• To do
Copy every line from the records below that holds the word "Bezruče".

• Material shown

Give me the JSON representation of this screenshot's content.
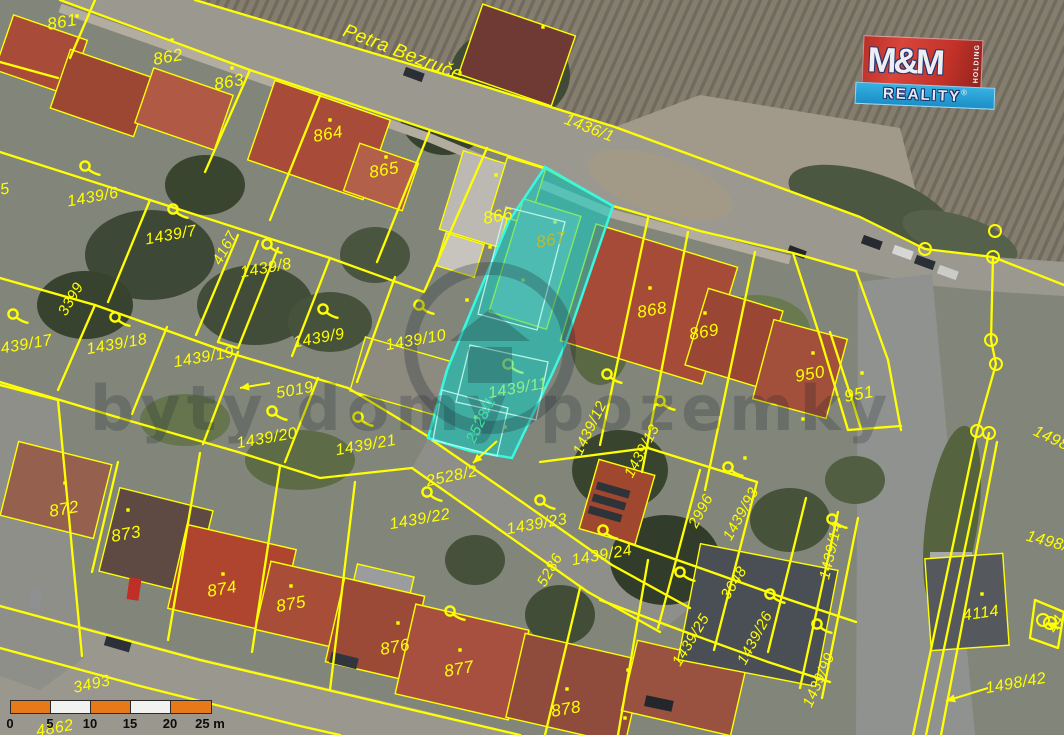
{
  "map": {
    "street_name": "Petra Bezruče",
    "highlighted_parcels": [
      "867",
      "1439/11",
      "2528/1"
    ],
    "labels": [
      {
        "t": "861",
        "x": 62,
        "y": 22,
        "r": -10,
        "s": 17
      },
      {
        "t": "862",
        "x": 168,
        "y": 57,
        "r": -10,
        "s": 17
      },
      {
        "t": "863",
        "x": 229,
        "y": 82,
        "r": -10,
        "s": 17
      },
      {
        "t": "864",
        "x": 328,
        "y": 134,
        "r": -10,
        "s": 17
      },
      {
        "t": "865",
        "x": 384,
        "y": 170,
        "r": -10,
        "s": 17
      },
      {
        "t": "866",
        "x": 498,
        "y": 216,
        "r": -10,
        "s": 17
      },
      {
        "t": "867",
        "x": 551,
        "y": 240,
        "r": -10,
        "s": 17,
        "c": "olive"
      },
      {
        "t": "868",
        "x": 652,
        "y": 310,
        "r": -10,
        "s": 17
      },
      {
        "t": "869",
        "x": 704,
        "y": 332,
        "r": -10,
        "s": 17
      },
      {
        "t": "950",
        "x": 810,
        "y": 374,
        "r": -10,
        "s": 17
      },
      {
        "t": "951",
        "x": 859,
        "y": 394,
        "r": -10,
        "s": 17
      },
      {
        "t": "872",
        "x": 64,
        "y": 509,
        "r": -10,
        "s": 17
      },
      {
        "t": "873",
        "x": 126,
        "y": 534,
        "r": -10,
        "s": 17
      },
      {
        "t": "874",
        "x": 222,
        "y": 589,
        "r": -10,
        "s": 17
      },
      {
        "t": "875",
        "x": 291,
        "y": 604,
        "r": -10,
        "s": 17
      },
      {
        "t": "876",
        "x": 395,
        "y": 647,
        "r": -10,
        "s": 17
      },
      {
        "t": "877",
        "x": 459,
        "y": 669,
        "r": -10,
        "s": 17
      },
      {
        "t": "878",
        "x": 566,
        "y": 709,
        "r": -10,
        "s": 17
      },
      {
        "t": "Petra Bezruče",
        "x": 403,
        "y": 53,
        "r": 21,
        "s": 19
      },
      {
        "t": "1436/1",
        "x": 589,
        "y": 129,
        "r": 21,
        "s": 16
      },
      {
        "t": "1439/6",
        "x": 93,
        "y": 198,
        "r": -10,
        "s": 16
      },
      {
        "t": "1439/7",
        "x": 171,
        "y": 236,
        "r": -10,
        "s": 16
      },
      {
        "t": "4167",
        "x": 225,
        "y": 248,
        "r": -62,
        "s": 15
      },
      {
        "t": "1439/8",
        "x": 266,
        "y": 269,
        "r": -10,
        "s": 16
      },
      {
        "t": "3399",
        "x": 71,
        "y": 299,
        "r": -60,
        "s": 15
      },
      {
        "t": "1439/17",
        "x": 22,
        "y": 346,
        "r": -10,
        "s": 16
      },
      {
        "t": "1439/18",
        "x": 117,
        "y": 345,
        "r": -10,
        "s": 16
      },
      {
        "t": "1439/19",
        "x": 204,
        "y": 358,
        "r": -10,
        "s": 16
      },
      {
        "t": "1439/9",
        "x": 319,
        "y": 339,
        "r": -10,
        "s": 16
      },
      {
        "t": "1439/10",
        "x": 416,
        "y": 341,
        "r": -10,
        "s": 16
      },
      {
        "t": "5019",
        "x": 295,
        "y": 391,
        "r": -10,
        "s": 16
      },
      {
        "t": "1439/20",
        "x": 267,
        "y": 439,
        "r": -10,
        "s": 16
      },
      {
        "t": "1439/21",
        "x": 366,
        "y": 446,
        "r": -10,
        "s": 16
      },
      {
        "t": "1439/11",
        "x": 518,
        "y": 389,
        "r": -10,
        "s": 16,
        "c": "green"
      },
      {
        "t": "2528/1",
        "x": 481,
        "y": 420,
        "r": -64,
        "s": 15,
        "c": "teal"
      },
      {
        "t": "1439/12",
        "x": 590,
        "y": 428,
        "r": -64,
        "s": 15
      },
      {
        "t": "1439/13",
        "x": 642,
        "y": 451,
        "r": -62,
        "s": 15
      },
      {
        "t": "2528/2",
        "x": 452,
        "y": 477,
        "r": -12,
        "s": 16
      },
      {
        "t": "1439/22",
        "x": 420,
        "y": 520,
        "r": -10,
        "s": 16
      },
      {
        "t": "1439/23",
        "x": 537,
        "y": 525,
        "r": -10,
        "s": 16
      },
      {
        "t": "1439/24",
        "x": 602,
        "y": 556,
        "r": -10,
        "s": 16
      },
      {
        "t": "5286",
        "x": 550,
        "y": 570,
        "r": -60,
        "s": 15
      },
      {
        "t": "2996",
        "x": 701,
        "y": 511,
        "r": -62,
        "s": 15
      },
      {
        "t": "1439/93",
        "x": 741,
        "y": 514,
        "r": -61,
        "s": 15
      },
      {
        "t": "3648",
        "x": 734,
        "y": 583,
        "r": -58,
        "s": 15
      },
      {
        "t": "1439/25",
        "x": 691,
        "y": 640,
        "r": -59,
        "s": 15
      },
      {
        "t": "1439/26",
        "x": 755,
        "y": 638,
        "r": -62,
        "s": 15
      },
      {
        "t": "1439/99",
        "x": 819,
        "y": 680,
        "r": -66,
        "s": 15
      },
      {
        "t": "1439/14",
        "x": 831,
        "y": 551,
        "r": -77,
        "s": 15
      },
      {
        "t": "4114",
        "x": 981,
        "y": 614,
        "r": -8,
        "s": 16
      },
      {
        "t": "1498/42",
        "x": 1016,
        "y": 684,
        "r": -10,
        "s": 16
      },
      {
        "t": "1498",
        "x": 1051,
        "y": 439,
        "r": 25,
        "s": 16
      },
      {
        "t": "1498/",
        "x": 1047,
        "y": 542,
        "r": 15,
        "s": 16
      },
      {
        "t": "44",
        "x": 1056,
        "y": 624,
        "r": -60,
        "s": 15
      },
      {
        "t": "3493",
        "x": 92,
        "y": 685,
        "r": -12,
        "s": 16
      },
      {
        "t": "4862",
        "x": 55,
        "y": 729,
        "r": -10,
        "s": 16
      },
      {
        "t": "5",
        "x": 5,
        "y": 190,
        "r": -10,
        "s": 16
      }
    ],
    "hooks": [
      {
        "x": 85,
        "y": 166
      },
      {
        "x": 173,
        "y": 209
      },
      {
        "x": 267,
        "y": 244
      },
      {
        "x": 13,
        "y": 314
      },
      {
        "x": 115,
        "y": 317
      },
      {
        "x": 323,
        "y": 309
      },
      {
        "x": 419,
        "y": 305
      },
      {
        "x": 272,
        "y": 411
      },
      {
        "x": 358,
        "y": 417
      },
      {
        "x": 427,
        "y": 492
      },
      {
        "x": 540,
        "y": 500
      },
      {
        "x": 603,
        "y": 530
      },
      {
        "x": 680,
        "y": 572
      },
      {
        "x": 770,
        "y": 594
      },
      {
        "x": 832,
        "y": 519
      },
      {
        "x": 817,
        "y": 624
      },
      {
        "x": 728,
        "y": 467
      },
      {
        "x": 450,
        "y": 611
      },
      {
        "x": 607,
        "y": 374
      },
      {
        "x": 660,
        "y": 401
      },
      {
        "x": 508,
        "y": 364,
        "c": "green"
      }
    ],
    "building_points": [
      [
        77,
        16
      ],
      [
        172,
        40
      ],
      [
        232,
        68
      ],
      [
        330,
        120
      ],
      [
        386,
        157
      ],
      [
        543,
        27
      ],
      [
        496,
        175
      ],
      [
        467,
        300
      ],
      [
        490,
        247
      ],
      [
        555,
        222,
        1
      ],
      [
        523,
        280,
        1
      ],
      [
        505,
        427,
        1
      ],
      [
        476,
        417,
        1
      ],
      [
        650,
        288
      ],
      [
        705,
        313
      ],
      [
        813,
        353
      ],
      [
        862,
        373
      ],
      [
        803,
        419
      ],
      [
        65,
        483
      ],
      [
        128,
        510
      ],
      [
        223,
        574
      ],
      [
        291,
        586
      ],
      [
        398,
        623
      ],
      [
        460,
        650
      ],
      [
        567,
        689
      ],
      [
        628,
        670
      ],
      [
        625,
        718
      ],
      [
        982,
        594
      ],
      [
        745,
        458
      ]
    ],
    "boundary_points": [
      [
        995,
        231
      ],
      [
        925,
        249
      ],
      [
        993,
        257
      ],
      [
        991,
        340
      ],
      [
        996,
        364
      ],
      [
        977,
        431
      ],
      [
        989,
        433
      ],
      [
        1043,
        620
      ],
      [
        1050,
        623
      ]
    ],
    "arrows": [
      [
        270,
        383,
        240,
        388
      ],
      [
        497,
        441,
        473,
        463
      ],
      [
        988,
        688,
        946,
        701
      ],
      [
        1062,
        629,
        1046,
        623
      ]
    ]
  },
  "watermark": {
    "text": "byty domy pozemky"
  },
  "logo": {
    "line1": "M&M",
    "holding": "HOLDING",
    "line2": "REALITY",
    "registered": "®"
  },
  "scale_bar": {
    "ticks": [
      "0",
      "5",
      "10",
      "15",
      "20",
      "25 m"
    ],
    "unit": "m",
    "segment_meters": 5
  },
  "colors": {
    "cadastral_line": "#ffff00",
    "highlight_fill": "rgba(0,213,203,0.50)",
    "highlight_stroke": "#39f8e0",
    "label_yellow": "#ffff00",
    "label_green": "#8df08a",
    "label_teal": "#44e0a6",
    "label_olive": "#b5bd35",
    "scalebar_orange": "#e87918",
    "scalebar_white": "#f2f2f0",
    "logo_red": "#cf3830",
    "logo_blue": "#2aa4da",
    "logo_navy": "#28356e"
  }
}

• Full solution
    "street_name": "Petra Bezruče",
        "t": "Petra Bezruče",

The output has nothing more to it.